▸ GIVEN TASK
Wherever the word "Открыть" appears in a line, extract that line.

....................

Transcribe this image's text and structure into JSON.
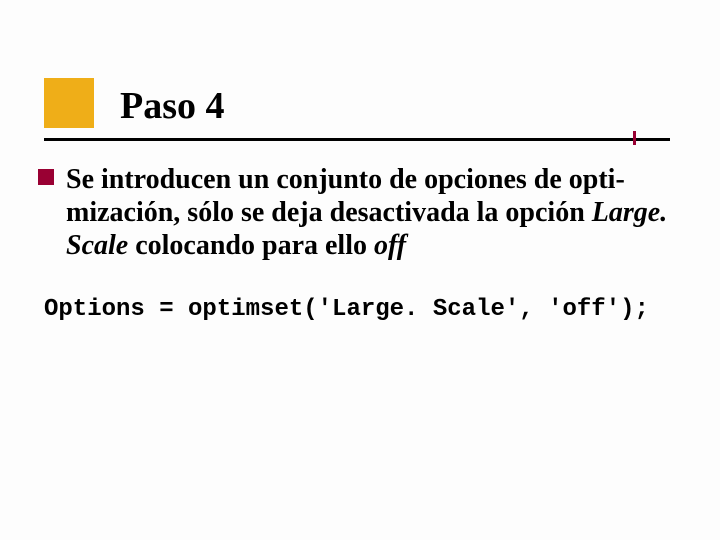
{
  "title": "Paso 4",
  "paragraph": {
    "part1": "Se introducen un conjunto de opciones de opti-mización, sólo se deja desactivada la opción ",
    "largescale": "Large. Scale",
    "part2": " colocando para ello ",
    "off": "off"
  },
  "code": "Options = optimset('Large. Scale', 'off');"
}
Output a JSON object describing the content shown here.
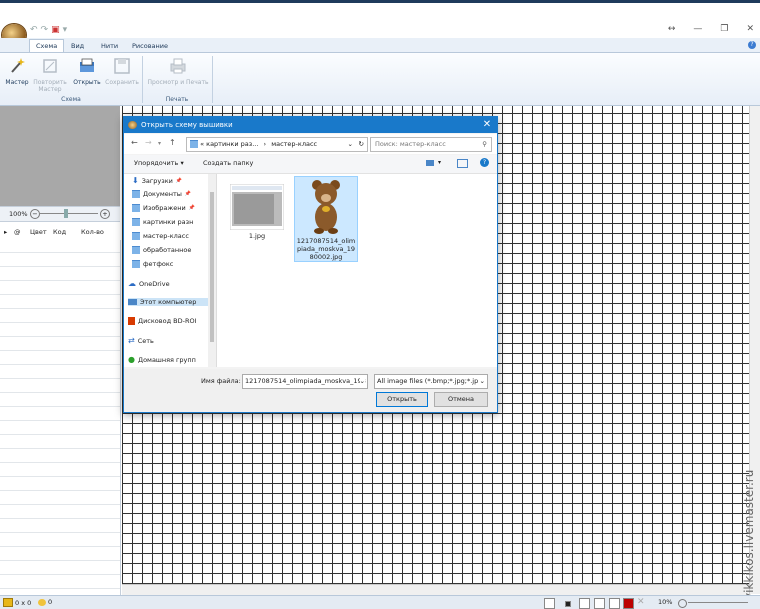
{
  "window": {
    "quick_access": [
      "↶",
      "↷",
      "▣",
      "▾"
    ],
    "controls": [
      "↔",
      "—",
      "❐",
      "✕"
    ]
  },
  "ribbon": {
    "tabs": [
      "Схема",
      "Вид",
      "Нити",
      "Рисование"
    ],
    "active_tab": "Схема",
    "buttons": {
      "wizard": "Мастер",
      "repeat_wizard": "Повторить Мастер",
      "open": "Открыть",
      "save": "Сохранить",
      "print_preview": "Просмотр и Печать"
    },
    "groups": {
      "schema": "Схема",
      "print": "Печать"
    }
  },
  "left_panel": {
    "zoom": "100%",
    "columns": [
      "@",
      "Цвет",
      "Код",
      "Кол-во"
    ]
  },
  "status": {
    "size": "0 x 0",
    "count": "0",
    "zoom": "10%"
  },
  "watermark": "vikkikos.livemaster.ru",
  "dialog": {
    "title": "Открыть схему вышивки",
    "breadcrumb": [
      "«",
      "картинки раз...",
      "›",
      "мастер-класс"
    ],
    "search_placeholder": "Поиск: мастер-класс",
    "organize": "Упорядочить ▾",
    "new_folder": "Создать папку",
    "nav": [
      {
        "label": "Загрузки",
        "pinned": true
      },
      {
        "label": "Документы",
        "pinned": true
      },
      {
        "label": "Изображени",
        "pinned": true
      },
      {
        "label": "картинки разн",
        "pinned": false
      },
      {
        "label": "мастер-класс",
        "pinned": false
      },
      {
        "label": "обработанное",
        "pinned": false
      },
      {
        "label": "фетфокс",
        "pinned": false
      },
      {
        "label": "OneDrive",
        "pinned": false
      },
      {
        "label": "Этот компьютер",
        "pinned": false
      },
      {
        "label": "Дисковод BD-ROI",
        "pinned": false
      },
      {
        "label": "Сеть",
        "pinned": false
      },
      {
        "label": "Домашняя групп",
        "pinned": false
      }
    ],
    "files": [
      {
        "name": "1.jpg"
      },
      {
        "name": "1217087514_olimpiada_moskva_1980002.jpg",
        "lines": [
          "1217087514_olim",
          "piada_moskva_19",
          "80002.jpg"
        ]
      }
    ],
    "filename_label": "Имя файла:",
    "filename_value": "1217087514_olimpiada_moskva_198",
    "filter": "All image files (*.bmp;*.jpg;*.jp",
    "open_button": "Открыть",
    "cancel_button": "Отмена"
  },
  "colors": {
    "dialog_title": "#1979ca",
    "ribbon_bg": "#e7eef7",
    "grid_line": "#333333"
  }
}
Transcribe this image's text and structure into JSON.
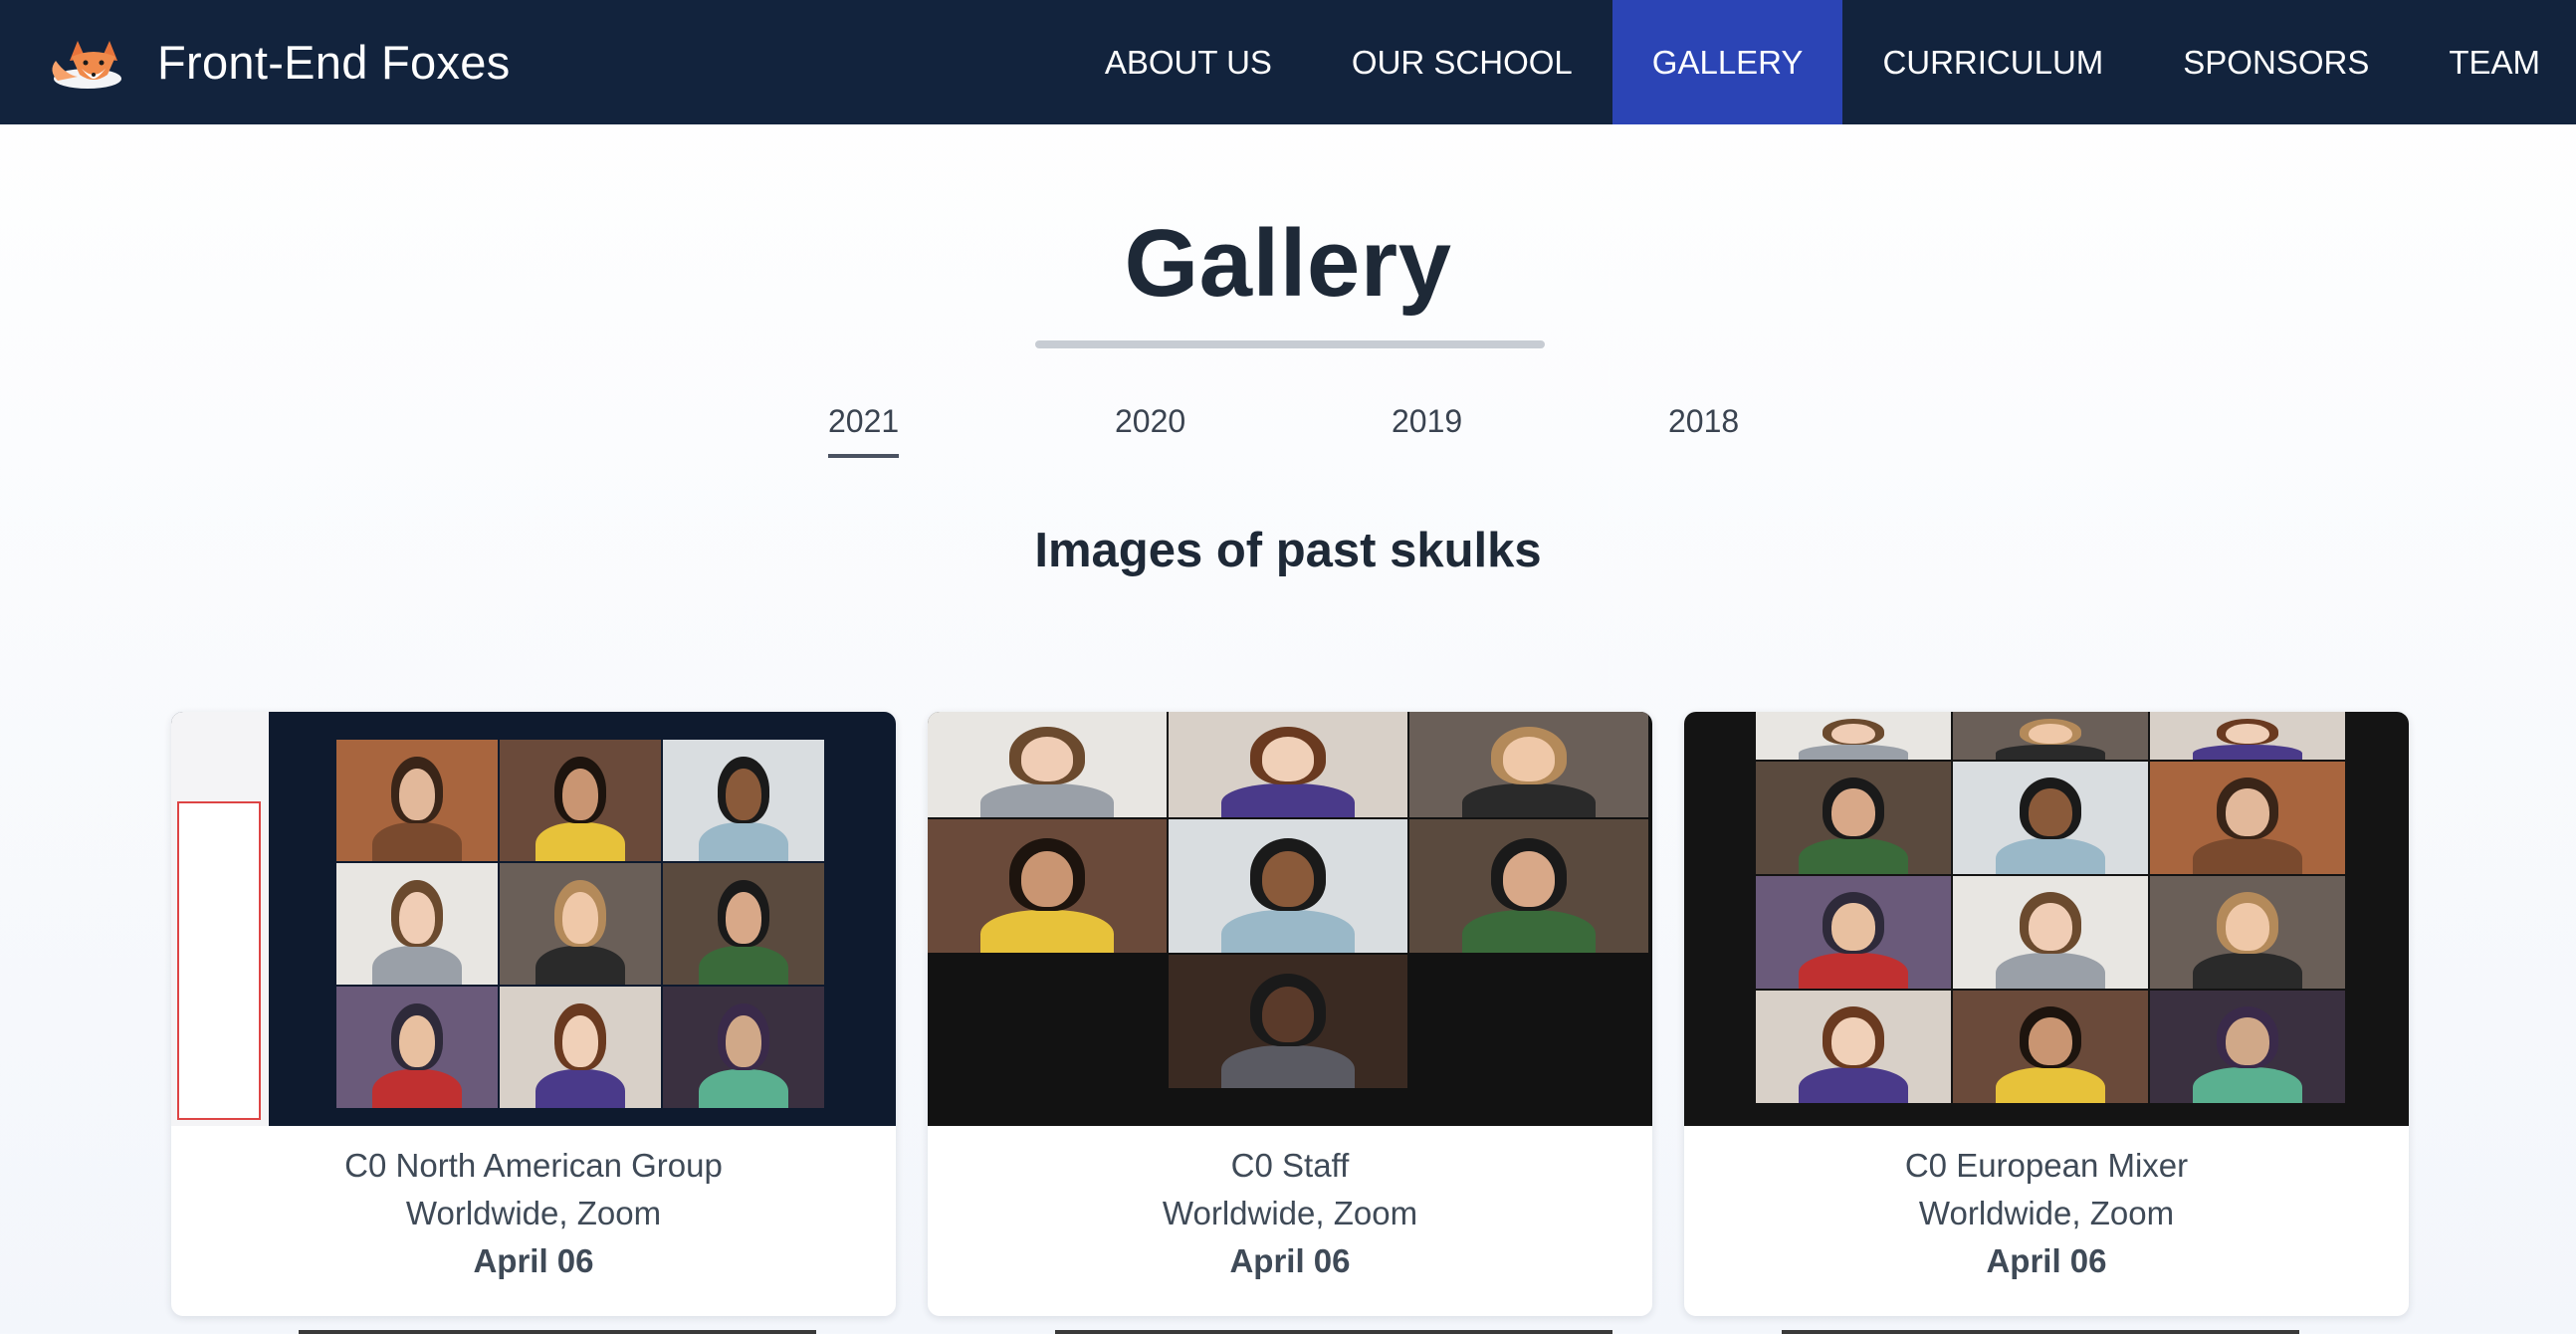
{
  "nav": {
    "brand": "Front-End Foxes",
    "links": [
      "ABOUT US",
      "OUR SCHOOL",
      "GALLERY",
      "CURRICULUM",
      "SPONSORS",
      "TEAM"
    ],
    "active": "GALLERY"
  },
  "gallery": {
    "title": "Gallery",
    "years": [
      "2021",
      "2020",
      "2019",
      "2018"
    ],
    "active_year": "2021",
    "section_title": "Images of past skulks"
  },
  "cards": [
    {
      "title": "C0 North American Group",
      "location": "Worldwide, Zoom",
      "date": "April 06"
    },
    {
      "title": "C0 Staff",
      "location": "Worldwide, Zoom",
      "date": "April 06"
    },
    {
      "title": "C0 European Mixer",
      "location": "Worldwide, Zoom",
      "date": "April 06"
    }
  ],
  "colors": {
    "nav_bg": "#12233d",
    "nav_active": "#2b44b5",
    "text_dark": "#1e2937"
  }
}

....................

▸ FINISHED TASK
      "open": "Открыть",
    "title": "Открыть схему вышивки",
    "open_button": "Открыть",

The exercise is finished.